**Aim of the exercise:** Copy the data below exactly.

○ ○ ○ ○ ○

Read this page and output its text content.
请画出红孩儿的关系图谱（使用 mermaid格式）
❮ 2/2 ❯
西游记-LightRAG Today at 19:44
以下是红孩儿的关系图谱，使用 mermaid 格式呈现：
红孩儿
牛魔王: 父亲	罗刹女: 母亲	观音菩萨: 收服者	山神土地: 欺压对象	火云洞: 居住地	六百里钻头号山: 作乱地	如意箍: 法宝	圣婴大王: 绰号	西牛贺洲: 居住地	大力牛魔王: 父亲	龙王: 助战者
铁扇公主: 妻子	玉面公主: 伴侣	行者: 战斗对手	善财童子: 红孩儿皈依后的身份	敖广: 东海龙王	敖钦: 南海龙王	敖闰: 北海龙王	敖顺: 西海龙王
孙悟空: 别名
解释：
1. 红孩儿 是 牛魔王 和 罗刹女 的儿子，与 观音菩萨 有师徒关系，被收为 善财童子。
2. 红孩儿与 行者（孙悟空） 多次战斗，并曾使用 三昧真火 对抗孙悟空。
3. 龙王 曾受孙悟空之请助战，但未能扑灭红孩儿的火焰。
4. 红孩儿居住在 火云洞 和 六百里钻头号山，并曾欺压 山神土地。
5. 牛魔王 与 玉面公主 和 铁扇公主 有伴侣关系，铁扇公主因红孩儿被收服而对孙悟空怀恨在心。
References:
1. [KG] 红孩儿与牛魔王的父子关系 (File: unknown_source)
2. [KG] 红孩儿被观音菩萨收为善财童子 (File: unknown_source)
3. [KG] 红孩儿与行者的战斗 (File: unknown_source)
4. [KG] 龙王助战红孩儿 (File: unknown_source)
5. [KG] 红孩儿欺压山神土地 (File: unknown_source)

○ ○ ○ ○ ○

**Task result:**
Read this page and output its text content.
请画出红孩儿的关系图谱（使用 mermaid格式）
❮ 2/2 ❯
西游记-LightRAG Today at 19:44
以下是红孩儿的关系图谱，使用 mermaid 格式呈现：
红孩儿
牛魔王: 父亲	罗刹女: 母亲	观音菩萨: 收服者	山神土地: 欺压对象	火云洞: 居住地	六百里钻头号山: 作乱地	如意箍: 法宝	圣婴大王: 绰号	西牛贺洲: 居住地	大力牛魔王: 父亲	龙王: 助战者
铁扇公主: 妻子	玉面公主: 伴侣	行者: 战斗对手	善财童子: 红孩儿皈依后的身份	敖广: 东海龙王	敖钦: 南海龙王	敖闰: 北海龙王	敖顺: 西海龙王
孙悟空: 别名
解释：
1. 红孩儿 是 牛魔王 和 罗刹女 的儿子，与 观音菩萨 有师徒关系，被收为 善财童子。
2. 红孩儿与 行者（孙悟空） 多次战斗，并曾使用 三昧真火 对抗孙悟空。
3. 龙王 曾受孙悟空之请助战，但未能扑灭红孩儿的火焰。
4. 红孩儿居住在 火云洞 和 六百里钻头号山，并曾欺压 山神土地。
5. 牛魔王 与 玉面公主 和 铁扇公主 有伴侣关系，铁扇公主因红孩儿被收服而对孙悟空怀恨在心。
References:
1. [KG] 红孩儿与牛魔王的父子关系 (File: unknown_source)
2. [KG] 红孩儿被观音菩萨收为善财童子 (File: unknown_source)
3. [KG] 红孩儿与行者的战斗 (File: unknown_source)
4. [KG] 龙王助战红孩儿 (File: unknown_source)
5. [KG] 红孩儿欺压山神土地 (File: unknown_source)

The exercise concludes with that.